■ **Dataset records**
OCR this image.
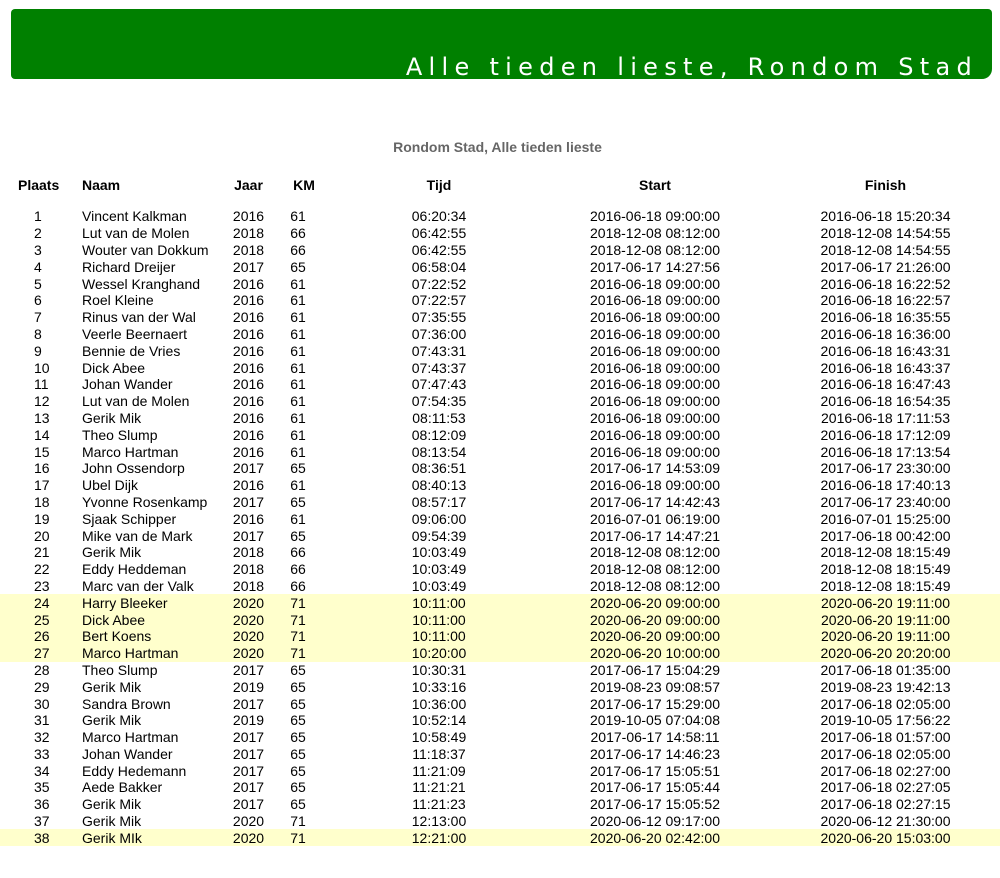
Alle tieden lieste, Rondom Stad
Rondom Stad, Alle tieden lieste
Plaats	Naam	Jaar	KM	Tijd	Start	Finish

1	Vincent Kalkman	2016	61	06:20:34	2016-06-18 09:00:00	2016-06-18 15:20:34
2	Lut van de Molen	2018	66	06:42:55	2018-12-08 08:12:00	2018-12-08 14:54:55
3	Wouter van Dokkum	2018	66	06:42:55	2018-12-08 08:12:00	2018-12-08 14:54:55
4	Richard Dreijer	2017	65	06:58:04	2017-06-17 14:27:56	2017-06-17 21:26:00
5	Wessel Kranghand	2016	61	07:22:52	2016-06-18 09:00:00	2016-06-18 16:22:52
6	Roel Kleine	2016	61	07:22:57	2016-06-18 09:00:00	2016-06-18 16:22:57
7	Rinus van der Wal	2016	61	07:35:55	2016-06-18 09:00:00	2016-06-18 16:35:55
8	Veerle Beernaert	2016	61	07:36:00	2016-06-18 09:00:00	2016-06-18 16:36:00
9	Bennie de Vries	2016	61	07:43:31	2016-06-18 09:00:00	2016-06-18 16:43:31
10	Dick Abee	2016	61	07:43:37	2016-06-18 09:00:00	2016-06-18 16:43:37
11	Johan Wander	2016	61	07:47:43	2016-06-18 09:00:00	2016-06-18 16:47:43
12	Lut van de Molen	2016	61	07:54:35	2016-06-18 09:00:00	2016-06-18 16:54:35
13	Gerik Mik	2016	61	08:11:53	2016-06-18 09:00:00	2016-06-18 17:11:53
14	Theo Slump	2016	61	08:12:09	2016-06-18 09:00:00	2016-06-18 17:12:09
15	Marco Hartman	2016	61	08:13:54	2016-06-18 09:00:00	2016-06-18 17:13:54
16	John Ossendorp	2017	65	08:36:51	2017-06-17 14:53:09	2017-06-17 23:30:00
17	Ubel Dijk	2016	61	08:40:13	2016-06-18 09:00:00	2016-06-18 17:40:13
18	Yvonne Rosenkamp	2017	65	08:57:17	2017-06-17 14:42:43	2017-06-17 23:40:00
19	Sjaak Schipper	2016	61	09:06:00	2016-07-01 06:19:00	2016-07-01 15:25:00
20	Mike van de Mark	2017	65	09:54:39	2017-06-17 14:47:21	2017-06-18 00:42:00
21	Gerik Mik	2018	66	10:03:49	2018-12-08 08:12:00	2018-12-08 18:15:49
22	Eddy Heddeman	2018	66	10:03:49	2018-12-08 08:12:00	2018-12-08 18:15:49
23	Marc van der Valk	2018	66	10:03:49	2018-12-08 08:12:00	2018-12-08 18:15:49
24	Harry Bleeker	2020	71	10:11:00	2020-06-20 09:00:00	2020-06-20 19:11:00
25	Dick Abee	2020	71	10:11:00	2020-06-20 09:00:00	2020-06-20 19:11:00
26	Bert Koens	2020	71	10:11:00	2020-06-20 09:00:00	2020-06-20 19:11:00
27	Marco Hartman	2020	71	10:20:00	2020-06-20 10:00:00	2020-06-20 20:20:00
28	Theo Slump	2017	65	10:30:31	2017-06-17 15:04:29	2017-06-18 01:35:00
29	Gerik Mik	2019	65	10:33:16	2019-08-23 09:08:57	2019-08-23 19:42:13
30	Sandra Brown	2017	65	10:36:00	2017-06-17 15:29:00	2017-06-18 02:05:00
31	Gerik Mik	2019	65	10:52:14	2019-10-05 07:04:08	2019-10-05 17:56:22
32	Marco Hartman	2017	65	10:58:49	2017-06-17 14:58:11	2017-06-18 01:57:00
33	Johan Wander	2017	65	11:18:37	2017-06-17 14:46:23	2017-06-18 02:05:00
34	Eddy Hedemann	2017	65	11:21:09	2017-06-17 15:05:51	2017-06-18 02:27:00
35	Aede Bakker	2017	65	11:21:21	2017-06-17 15:05:44	2017-06-18 02:27:05
36	Gerik Mik	2017	65	11:21:23	2017-06-17 15:05:52	2017-06-18 02:27:15
37	Gerik Mik	2020	71	12:13:00	2020-06-12 09:17:00	2020-06-12 21:30:00
38	Gerik MIk	2020	71	12:21:00	2020-06-20 02:42:00	2020-06-20 15:03:00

■ **GIVEN EXERCISE**
Spot every line that holds "lieste" and copy it.

■ **OUTPUT**
Alle tieden lieste, Rondom Stad
Rondom Stad, Alle tieden lieste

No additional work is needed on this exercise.